= Directive =
All lines in the data bearing the string "Percent" should be identified and copied.

Data listing
::::

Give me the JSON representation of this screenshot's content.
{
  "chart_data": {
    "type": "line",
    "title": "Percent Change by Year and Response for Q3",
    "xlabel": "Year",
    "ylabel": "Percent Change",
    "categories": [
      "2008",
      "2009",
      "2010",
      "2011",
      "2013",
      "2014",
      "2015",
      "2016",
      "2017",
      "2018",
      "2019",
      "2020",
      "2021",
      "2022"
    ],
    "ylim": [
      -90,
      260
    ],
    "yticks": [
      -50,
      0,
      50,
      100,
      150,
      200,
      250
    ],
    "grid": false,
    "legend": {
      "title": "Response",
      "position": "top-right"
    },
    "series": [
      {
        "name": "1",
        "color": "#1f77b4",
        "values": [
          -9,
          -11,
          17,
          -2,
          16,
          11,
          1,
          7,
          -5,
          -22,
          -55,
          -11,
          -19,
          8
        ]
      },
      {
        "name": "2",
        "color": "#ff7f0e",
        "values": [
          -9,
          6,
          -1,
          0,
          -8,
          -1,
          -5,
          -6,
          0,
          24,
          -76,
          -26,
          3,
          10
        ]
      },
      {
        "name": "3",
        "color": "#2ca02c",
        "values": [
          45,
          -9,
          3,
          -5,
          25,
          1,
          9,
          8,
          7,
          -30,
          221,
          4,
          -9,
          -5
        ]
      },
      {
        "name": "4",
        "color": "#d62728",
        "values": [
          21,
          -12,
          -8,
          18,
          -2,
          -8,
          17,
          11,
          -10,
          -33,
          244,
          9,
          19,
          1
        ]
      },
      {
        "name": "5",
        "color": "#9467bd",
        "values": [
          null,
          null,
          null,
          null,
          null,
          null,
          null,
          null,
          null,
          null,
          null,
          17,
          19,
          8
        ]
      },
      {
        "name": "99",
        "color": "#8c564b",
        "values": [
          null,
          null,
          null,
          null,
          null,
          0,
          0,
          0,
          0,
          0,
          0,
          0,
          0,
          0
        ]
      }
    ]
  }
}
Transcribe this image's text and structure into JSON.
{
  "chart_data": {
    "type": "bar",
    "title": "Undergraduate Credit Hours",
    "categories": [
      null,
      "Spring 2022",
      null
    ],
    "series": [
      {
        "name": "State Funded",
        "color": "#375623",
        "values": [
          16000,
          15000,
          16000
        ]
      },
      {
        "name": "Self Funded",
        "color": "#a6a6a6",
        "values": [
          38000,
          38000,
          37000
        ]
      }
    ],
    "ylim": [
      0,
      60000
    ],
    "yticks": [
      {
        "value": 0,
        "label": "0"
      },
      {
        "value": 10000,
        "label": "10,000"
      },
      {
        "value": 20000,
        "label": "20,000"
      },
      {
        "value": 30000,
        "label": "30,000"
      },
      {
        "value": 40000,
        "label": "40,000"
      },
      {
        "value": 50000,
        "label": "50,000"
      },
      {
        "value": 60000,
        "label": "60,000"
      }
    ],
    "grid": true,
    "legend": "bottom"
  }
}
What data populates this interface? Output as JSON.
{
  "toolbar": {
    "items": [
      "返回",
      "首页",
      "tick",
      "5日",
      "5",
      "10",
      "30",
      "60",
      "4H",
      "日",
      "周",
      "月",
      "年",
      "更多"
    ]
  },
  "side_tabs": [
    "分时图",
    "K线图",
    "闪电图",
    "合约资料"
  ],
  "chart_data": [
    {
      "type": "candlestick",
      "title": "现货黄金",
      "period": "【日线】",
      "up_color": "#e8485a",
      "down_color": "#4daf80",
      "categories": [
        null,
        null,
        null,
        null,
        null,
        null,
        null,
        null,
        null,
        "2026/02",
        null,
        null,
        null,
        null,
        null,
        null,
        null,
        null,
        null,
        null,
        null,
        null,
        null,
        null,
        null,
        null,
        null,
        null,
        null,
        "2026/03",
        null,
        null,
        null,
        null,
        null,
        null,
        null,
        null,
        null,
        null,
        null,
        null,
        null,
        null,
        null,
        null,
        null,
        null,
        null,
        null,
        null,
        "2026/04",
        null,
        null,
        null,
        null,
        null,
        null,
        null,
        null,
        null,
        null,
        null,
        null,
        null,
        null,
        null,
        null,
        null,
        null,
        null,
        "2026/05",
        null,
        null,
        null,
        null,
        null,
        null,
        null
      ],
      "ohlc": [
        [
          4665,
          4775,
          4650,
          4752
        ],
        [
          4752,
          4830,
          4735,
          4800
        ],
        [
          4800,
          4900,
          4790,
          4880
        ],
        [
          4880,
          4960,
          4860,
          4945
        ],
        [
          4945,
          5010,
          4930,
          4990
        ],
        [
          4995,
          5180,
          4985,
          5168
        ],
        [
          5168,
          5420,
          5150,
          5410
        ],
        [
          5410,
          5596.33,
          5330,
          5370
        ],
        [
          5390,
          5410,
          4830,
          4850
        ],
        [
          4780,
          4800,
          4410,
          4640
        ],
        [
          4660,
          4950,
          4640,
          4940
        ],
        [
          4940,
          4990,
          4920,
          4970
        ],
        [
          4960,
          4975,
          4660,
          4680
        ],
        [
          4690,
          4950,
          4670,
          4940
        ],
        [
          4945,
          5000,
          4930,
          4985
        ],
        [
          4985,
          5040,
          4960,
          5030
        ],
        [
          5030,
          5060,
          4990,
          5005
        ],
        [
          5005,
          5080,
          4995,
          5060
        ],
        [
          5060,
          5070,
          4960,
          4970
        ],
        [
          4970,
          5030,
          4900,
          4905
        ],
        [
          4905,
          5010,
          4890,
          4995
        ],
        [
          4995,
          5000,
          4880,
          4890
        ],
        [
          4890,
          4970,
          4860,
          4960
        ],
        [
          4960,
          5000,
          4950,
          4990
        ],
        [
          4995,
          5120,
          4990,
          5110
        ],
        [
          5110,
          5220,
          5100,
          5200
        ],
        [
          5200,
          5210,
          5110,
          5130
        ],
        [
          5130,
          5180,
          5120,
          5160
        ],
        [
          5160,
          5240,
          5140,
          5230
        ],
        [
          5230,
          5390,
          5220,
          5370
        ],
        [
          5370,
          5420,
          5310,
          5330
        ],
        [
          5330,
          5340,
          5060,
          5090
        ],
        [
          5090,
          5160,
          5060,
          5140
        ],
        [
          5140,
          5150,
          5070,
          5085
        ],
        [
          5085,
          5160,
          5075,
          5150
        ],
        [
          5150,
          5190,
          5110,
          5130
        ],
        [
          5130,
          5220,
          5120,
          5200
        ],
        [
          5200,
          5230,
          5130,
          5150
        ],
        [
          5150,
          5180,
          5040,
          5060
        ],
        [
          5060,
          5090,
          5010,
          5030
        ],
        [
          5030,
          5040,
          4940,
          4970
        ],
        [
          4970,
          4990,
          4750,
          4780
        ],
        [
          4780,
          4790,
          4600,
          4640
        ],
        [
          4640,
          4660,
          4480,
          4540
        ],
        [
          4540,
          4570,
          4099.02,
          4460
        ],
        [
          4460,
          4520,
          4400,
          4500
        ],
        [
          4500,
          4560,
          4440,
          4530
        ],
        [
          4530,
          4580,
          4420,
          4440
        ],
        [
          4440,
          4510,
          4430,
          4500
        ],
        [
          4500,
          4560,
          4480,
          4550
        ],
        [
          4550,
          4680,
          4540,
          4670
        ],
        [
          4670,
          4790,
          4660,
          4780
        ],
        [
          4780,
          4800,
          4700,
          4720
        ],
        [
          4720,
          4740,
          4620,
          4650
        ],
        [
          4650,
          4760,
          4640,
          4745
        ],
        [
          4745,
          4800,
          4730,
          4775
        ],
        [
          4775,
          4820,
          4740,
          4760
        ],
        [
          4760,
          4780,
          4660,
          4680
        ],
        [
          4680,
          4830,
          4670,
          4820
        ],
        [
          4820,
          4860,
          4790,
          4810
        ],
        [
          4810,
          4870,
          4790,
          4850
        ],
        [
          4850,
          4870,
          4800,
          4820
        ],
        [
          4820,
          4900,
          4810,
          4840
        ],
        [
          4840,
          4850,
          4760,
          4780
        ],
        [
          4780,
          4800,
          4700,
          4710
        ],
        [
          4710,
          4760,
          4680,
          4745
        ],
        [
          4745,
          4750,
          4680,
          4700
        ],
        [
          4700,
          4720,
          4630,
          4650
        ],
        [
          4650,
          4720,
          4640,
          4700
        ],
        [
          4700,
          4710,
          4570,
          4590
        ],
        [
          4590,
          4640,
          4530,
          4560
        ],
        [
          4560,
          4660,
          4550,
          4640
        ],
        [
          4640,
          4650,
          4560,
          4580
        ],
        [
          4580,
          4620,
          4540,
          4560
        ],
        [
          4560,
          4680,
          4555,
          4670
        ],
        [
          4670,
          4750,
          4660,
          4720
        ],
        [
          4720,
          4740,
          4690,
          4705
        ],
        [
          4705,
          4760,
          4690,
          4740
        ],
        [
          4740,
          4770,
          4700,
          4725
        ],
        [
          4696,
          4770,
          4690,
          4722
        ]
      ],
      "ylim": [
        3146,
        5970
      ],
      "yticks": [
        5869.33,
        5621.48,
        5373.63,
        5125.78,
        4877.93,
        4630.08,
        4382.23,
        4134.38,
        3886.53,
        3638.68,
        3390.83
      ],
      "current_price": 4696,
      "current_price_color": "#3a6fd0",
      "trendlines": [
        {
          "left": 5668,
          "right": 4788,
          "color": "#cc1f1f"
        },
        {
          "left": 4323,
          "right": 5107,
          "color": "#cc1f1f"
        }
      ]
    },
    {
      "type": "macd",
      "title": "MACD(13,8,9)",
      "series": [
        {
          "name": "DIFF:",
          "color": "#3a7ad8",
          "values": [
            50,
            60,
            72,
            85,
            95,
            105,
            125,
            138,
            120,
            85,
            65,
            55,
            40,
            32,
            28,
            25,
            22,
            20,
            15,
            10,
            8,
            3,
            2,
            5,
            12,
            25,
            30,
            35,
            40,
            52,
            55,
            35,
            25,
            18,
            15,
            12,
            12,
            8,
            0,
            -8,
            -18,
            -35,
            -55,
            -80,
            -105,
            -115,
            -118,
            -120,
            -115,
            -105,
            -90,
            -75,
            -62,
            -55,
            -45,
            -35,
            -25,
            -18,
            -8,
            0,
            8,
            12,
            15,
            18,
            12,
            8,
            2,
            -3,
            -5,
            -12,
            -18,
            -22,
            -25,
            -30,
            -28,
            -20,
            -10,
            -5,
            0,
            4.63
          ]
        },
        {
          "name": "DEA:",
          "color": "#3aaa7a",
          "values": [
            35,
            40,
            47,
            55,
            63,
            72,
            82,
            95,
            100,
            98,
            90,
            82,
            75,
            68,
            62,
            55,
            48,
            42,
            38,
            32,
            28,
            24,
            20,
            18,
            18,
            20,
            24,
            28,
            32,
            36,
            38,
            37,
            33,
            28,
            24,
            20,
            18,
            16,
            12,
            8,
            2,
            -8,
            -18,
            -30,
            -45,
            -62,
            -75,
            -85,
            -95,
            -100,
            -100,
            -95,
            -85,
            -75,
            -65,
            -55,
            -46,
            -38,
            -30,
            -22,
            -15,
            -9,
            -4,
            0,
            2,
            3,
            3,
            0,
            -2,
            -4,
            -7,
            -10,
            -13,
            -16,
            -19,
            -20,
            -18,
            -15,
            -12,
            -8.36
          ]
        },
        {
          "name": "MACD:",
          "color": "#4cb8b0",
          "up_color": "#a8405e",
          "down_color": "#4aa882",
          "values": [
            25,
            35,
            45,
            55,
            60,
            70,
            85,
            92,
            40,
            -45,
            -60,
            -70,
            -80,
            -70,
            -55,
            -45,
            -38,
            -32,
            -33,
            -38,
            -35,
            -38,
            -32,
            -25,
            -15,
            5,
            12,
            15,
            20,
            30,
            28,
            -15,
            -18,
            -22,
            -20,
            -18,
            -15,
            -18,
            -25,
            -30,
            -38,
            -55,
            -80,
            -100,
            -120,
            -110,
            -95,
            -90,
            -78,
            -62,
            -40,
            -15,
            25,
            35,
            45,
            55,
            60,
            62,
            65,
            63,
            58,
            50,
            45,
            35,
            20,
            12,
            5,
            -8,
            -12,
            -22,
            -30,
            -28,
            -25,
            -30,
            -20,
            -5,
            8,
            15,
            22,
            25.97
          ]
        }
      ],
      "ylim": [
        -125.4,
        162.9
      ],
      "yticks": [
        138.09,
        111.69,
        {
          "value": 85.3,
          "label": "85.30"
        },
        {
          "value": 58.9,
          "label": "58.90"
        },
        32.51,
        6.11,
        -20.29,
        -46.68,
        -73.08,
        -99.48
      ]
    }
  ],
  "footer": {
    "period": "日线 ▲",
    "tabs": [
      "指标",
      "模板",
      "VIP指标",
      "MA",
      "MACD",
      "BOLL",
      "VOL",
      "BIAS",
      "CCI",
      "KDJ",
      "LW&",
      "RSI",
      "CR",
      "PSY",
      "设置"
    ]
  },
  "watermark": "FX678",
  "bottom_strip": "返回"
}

::::

= Expected output =
    "title": "Percent Change by Year and Response for Q3",
    "ylabel": "Percent Change",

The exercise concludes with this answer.